>> begin

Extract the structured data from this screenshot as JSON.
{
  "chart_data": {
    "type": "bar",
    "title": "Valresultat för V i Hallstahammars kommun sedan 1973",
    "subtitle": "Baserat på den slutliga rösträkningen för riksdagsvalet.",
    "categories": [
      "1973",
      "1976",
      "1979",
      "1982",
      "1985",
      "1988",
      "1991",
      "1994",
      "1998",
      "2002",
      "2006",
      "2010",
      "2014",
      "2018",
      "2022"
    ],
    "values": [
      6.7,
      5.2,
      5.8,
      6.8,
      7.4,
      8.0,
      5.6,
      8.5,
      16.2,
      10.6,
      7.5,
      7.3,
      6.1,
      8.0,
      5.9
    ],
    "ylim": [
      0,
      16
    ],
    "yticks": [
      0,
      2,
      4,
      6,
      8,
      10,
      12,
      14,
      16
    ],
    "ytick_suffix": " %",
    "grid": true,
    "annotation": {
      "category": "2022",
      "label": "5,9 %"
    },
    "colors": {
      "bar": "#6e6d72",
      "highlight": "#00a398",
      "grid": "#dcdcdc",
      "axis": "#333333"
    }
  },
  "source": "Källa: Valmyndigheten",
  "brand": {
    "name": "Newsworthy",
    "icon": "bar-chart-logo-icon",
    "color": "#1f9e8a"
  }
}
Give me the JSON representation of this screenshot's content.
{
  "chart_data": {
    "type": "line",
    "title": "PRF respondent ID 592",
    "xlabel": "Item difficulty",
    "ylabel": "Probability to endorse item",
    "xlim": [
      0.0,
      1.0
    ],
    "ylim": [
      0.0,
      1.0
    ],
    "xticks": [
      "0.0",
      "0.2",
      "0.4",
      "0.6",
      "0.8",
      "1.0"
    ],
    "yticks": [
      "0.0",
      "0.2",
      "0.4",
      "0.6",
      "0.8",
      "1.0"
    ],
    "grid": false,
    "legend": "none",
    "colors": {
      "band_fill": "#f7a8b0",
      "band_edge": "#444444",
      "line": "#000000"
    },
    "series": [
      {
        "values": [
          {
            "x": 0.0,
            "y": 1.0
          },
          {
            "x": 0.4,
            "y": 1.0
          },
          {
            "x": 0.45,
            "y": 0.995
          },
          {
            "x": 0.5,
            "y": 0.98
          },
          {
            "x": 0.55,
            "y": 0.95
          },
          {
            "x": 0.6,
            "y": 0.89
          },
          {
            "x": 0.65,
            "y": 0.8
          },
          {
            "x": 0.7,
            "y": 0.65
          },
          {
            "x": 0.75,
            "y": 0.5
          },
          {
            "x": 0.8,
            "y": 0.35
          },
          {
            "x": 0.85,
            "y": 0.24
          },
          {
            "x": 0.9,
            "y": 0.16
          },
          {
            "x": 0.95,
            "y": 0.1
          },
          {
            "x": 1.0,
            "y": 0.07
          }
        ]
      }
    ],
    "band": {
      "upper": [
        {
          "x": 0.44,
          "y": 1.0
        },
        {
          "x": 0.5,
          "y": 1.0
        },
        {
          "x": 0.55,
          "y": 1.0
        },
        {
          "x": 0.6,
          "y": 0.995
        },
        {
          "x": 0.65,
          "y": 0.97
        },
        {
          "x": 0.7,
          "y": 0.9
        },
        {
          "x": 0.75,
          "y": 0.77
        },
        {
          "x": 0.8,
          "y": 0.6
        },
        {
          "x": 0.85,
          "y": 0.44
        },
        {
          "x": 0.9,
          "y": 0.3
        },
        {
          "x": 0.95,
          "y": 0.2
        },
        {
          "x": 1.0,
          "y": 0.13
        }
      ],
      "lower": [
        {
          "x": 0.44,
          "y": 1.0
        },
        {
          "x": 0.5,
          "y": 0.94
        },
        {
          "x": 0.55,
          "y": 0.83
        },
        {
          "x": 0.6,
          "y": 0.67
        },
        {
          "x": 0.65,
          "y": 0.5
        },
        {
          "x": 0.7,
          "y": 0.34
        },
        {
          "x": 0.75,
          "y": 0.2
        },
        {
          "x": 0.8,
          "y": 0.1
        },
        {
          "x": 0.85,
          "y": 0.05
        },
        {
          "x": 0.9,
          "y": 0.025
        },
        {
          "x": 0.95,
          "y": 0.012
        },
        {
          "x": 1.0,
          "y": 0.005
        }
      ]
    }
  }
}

>> end

Required work => Every entry in the listing must be retyped exactly.

Result of this exercise =>
Extract the structured data from this screenshot as JSON.
{
  "chart_data": {
    "type": "bar",
    "title": "Valresultat för V i Hallstahammars kommun sedan 1973",
    "subtitle": "Baserat på den slutliga rösträkningen för riksdagsvalet.",
    "categories": [
      "1973",
      "1976",
      "1979",
      "1982",
      "1985",
      "1988",
      "1991",
      "1994",
      "1998",
      "2002",
      "2006",
      "2010",
      "2014",
      "2018",
      "2022"
    ],
    "values": [
      6.7,
      5.2,
      5.8,
      6.8,
      7.4,
      8.0,
      5.6,
      8.5,
      16.2,
      10.6,
      7.5,
      7.3,
      6.1,
      8.0,
      5.9
    ],
    "ylim": [
      0,
      16
    ],
    "yticks": [
      0,
      2,
      4,
      6,
      8,
      10,
      12,
      14,
      16
    ],
    "ytick_suffix": " %",
    "grid": true,
    "annotation": {
      "category": "2022",
      "label": "5,9 %"
    },
    "colors": {
      "bar": "#6e6d72",
      "highlight": "#00a398",
      "grid": "#dcdcdc",
      "axis": "#333333"
    }
  },
  "source": "Källa: Valmyndigheten",
  "brand": {
    "name": "Newsworthy",
    "icon": "bar-chart-logo-icon",
    "color": "#1f9e8a"
  }
}
Give me the JSON representation of this screenshot's content.
{
  "chart_data": {
    "type": "line",
    "title": "PRF respondent ID 592",
    "xlabel": "Item difficulty",
    "ylabel": "Probability to endorse item",
    "xlim": [
      0.0,
      1.0
    ],
    "ylim": [
      0.0,
      1.0
    ],
    "xticks": [
      "0.0",
      "0.2",
      "0.4",
      "0.6",
      "0.8",
      "1.0"
    ],
    "yticks": [
      "0.0",
      "0.2",
      "0.4",
      "0.6",
      "0.8",
      "1.0"
    ],
    "grid": false,
    "legend": "none",
    "colors": {
      "band_fill": "#f7a8b0",
      "band_edge": "#444444",
      "line": "#000000"
    },
    "series": [
      {
        "values": [
          {
            "x": 0.0,
            "y": 1.0
          },
          {
            "x": 0.4,
            "y": 1.0
          },
          {
            "x": 0.45,
            "y": 0.995
          },
          {
            "x": 0.5,
            "y": 0.98
          },
          {
            "x": 0.55,
            "y": 0.95
          },
          {
            "x": 0.6,
            "y": 0.89
          },
          {
            "x": 0.65,
            "y": 0.8
          },
          {
            "x": 0.7,
            "y": 0.65
          },
          {
            "x": 0.75,
            "y": 0.5
          },
          {
            "x": 0.8,
            "y": 0.35
          },
          {
            "x": 0.85,
            "y": 0.24
          },
          {
            "x": 0.9,
            "y": 0.16
          },
          {
            "x": 0.95,
            "y": 0.1
          },
          {
            "x": 1.0,
            "y": 0.07
          }
        ]
      }
    ],
    "band": {
      "upper": [
        {
          "x": 0.44,
          "y": 1.0
        },
        {
          "x": 0.5,
          "y": 1.0
        },
        {
          "x": 0.55,
          "y": 1.0
        },
        {
          "x": 0.6,
          "y": 0.995
        },
        {
          "x": 0.65,
          "y": 0.97
        },
        {
          "x": 0.7,
          "y": 0.9
        },
        {
          "x": 0.75,
          "y": 0.77
        },
        {
          "x": 0.8,
          "y": 0.6
        },
        {
          "x": 0.85,
          "y": 0.44
        },
        {
          "x": 0.9,
          "y": 0.3
        },
        {
          "x": 0.95,
          "y": 0.2
        },
        {
          "x": 1.0,
          "y": 0.13
        }
      ],
      "lower": [
        {
          "x": 0.44,
          "y": 1.0
        },
        {
          "x": 0.5,
          "y": 0.94
        },
        {
          "x": 0.55,
          "y": 0.83
        },
        {
          "x": 0.6,
          "y": 0.67
        },
        {
          "x": 0.65,
          "y": 0.5
        },
        {
          "x": 0.7,
          "y": 0.34
        },
        {
          "x": 0.75,
          "y": 0.2
        },
        {
          "x": 0.8,
          "y": 0.1
        },
        {
          "x": 0.85,
          "y": 0.05
        },
        {
          "x": 0.9,
          "y": 0.025
        },
        {
          "x": 0.95,
          "y": 0.012
        },
        {
          "x": 1.0,
          "y": 0.005
        }
      ]
    }
  }
}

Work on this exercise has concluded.